THE REQUEST: Send each entry back exactly as given, pictures excluded.

[Collected data]

---

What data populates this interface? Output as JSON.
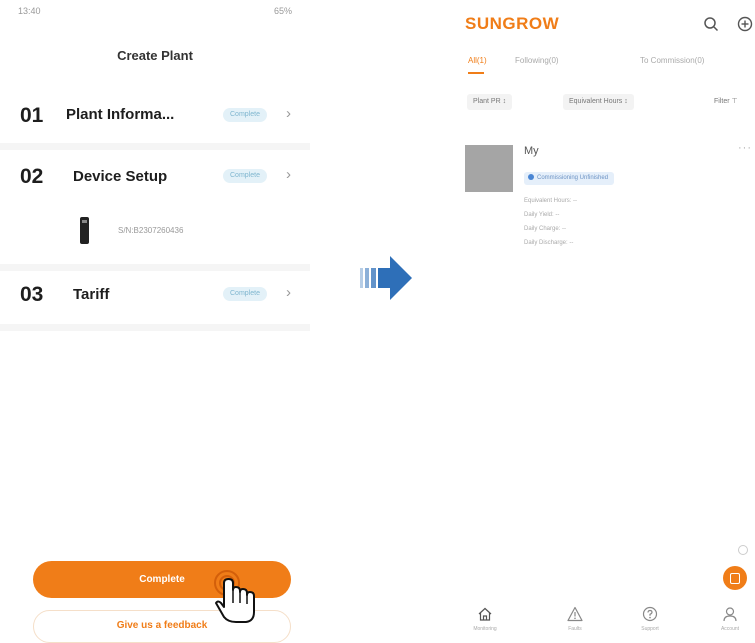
{
  "left_phone": {
    "status_bar": {
      "time": "13:40",
      "system": "65%"
    },
    "header_title": "Create Plant",
    "steps": [
      {
        "num": "01",
        "title": "Plant Informa...",
        "badge": "Complete"
      },
      {
        "num": "02",
        "title": "Device Setup",
        "badge": "Complete"
      },
      {
        "num": "03",
        "title": "Tariff",
        "badge": "Complete"
      }
    ],
    "device": {
      "sn": "S/N:B2307260436"
    },
    "complete_button": "Complete",
    "feedback_button": "Give us a feedback"
  },
  "right_phone": {
    "logo": "SUNGROW",
    "tabs": [
      {
        "label": "All(1)",
        "active": true
      },
      {
        "label": "Following(0)",
        "active": false
      },
      {
        "label": "To Commission(0)",
        "active": false
      }
    ],
    "filters": {
      "chips": [
        "Plant PR ↕",
        "Equivalent Hours ↕"
      ],
      "filter_label": "Filter"
    },
    "plant": {
      "name": "My",
      "status": "Commissioning Unfinished",
      "metrics": [
        "Equivalent Hours: --",
        "Daily Yield: --",
        "Daily Charge: --",
        "Daily Discharge: --"
      ]
    },
    "bottom_nav": [
      {
        "label": "Monitoring",
        "icon": "home-icon"
      },
      {
        "label": "Faults",
        "icon": "warning-icon"
      },
      {
        "label": "Support",
        "icon": "support-icon"
      },
      {
        "label": "Account",
        "icon": "user-icon"
      }
    ]
  },
  "colors": {
    "accent": "#f07d18",
    "arrow": "#2e6fb8",
    "badge_bg": "#e3f1f8",
    "status_blue": "#4a86d4"
  }
}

---

FULL SOLUTION:
What data populates this interface? Output as JSON.
{
  "left_phone": {
    "status_bar": {
      "time": "13:40",
      "system": "65%"
    },
    "header_title": "Create Plant",
    "steps": [
      {
        "num": "01",
        "title": "Plant Informa...",
        "badge": "Complete"
      },
      {
        "num": "02",
        "title": "Device Setup",
        "badge": "Complete"
      },
      {
        "num": "03",
        "title": "Tariff",
        "badge": "Complete"
      }
    ],
    "device": {
      "sn": "S/N:B2307260436"
    },
    "complete_button": "Complete",
    "feedback_button": "Give us a feedback"
  },
  "right_phone": {
    "logo": "SUNGROW",
    "tabs": [
      {
        "label": "All(1)",
        "active": true
      },
      {
        "label": "Following(0)",
        "active": false
      },
      {
        "label": "To Commission(0)",
        "active": false
      }
    ],
    "filters": {
      "chips": [
        "Plant PR ↕",
        "Equivalent Hours ↕"
      ],
      "filter_label": "Filter"
    },
    "plant": {
      "name": "My",
      "status": "Commissioning Unfinished",
      "metrics": [
        "Equivalent Hours: --",
        "Daily Yield: --",
        "Daily Charge: --",
        "Daily Discharge: --"
      ]
    },
    "bottom_nav": [
      {
        "label": "Monitoring",
        "icon": "home-icon"
      },
      {
        "label": "Faults",
        "icon": "warning-icon"
      },
      {
        "label": "Support",
        "icon": "support-icon"
      },
      {
        "label": "Account",
        "icon": "user-icon"
      }
    ]
  },
  "colors": {
    "accent": "#f07d18",
    "arrow": "#2e6fb8",
    "badge_bg": "#e3f1f8",
    "status_blue": "#4a86d4"
  }
}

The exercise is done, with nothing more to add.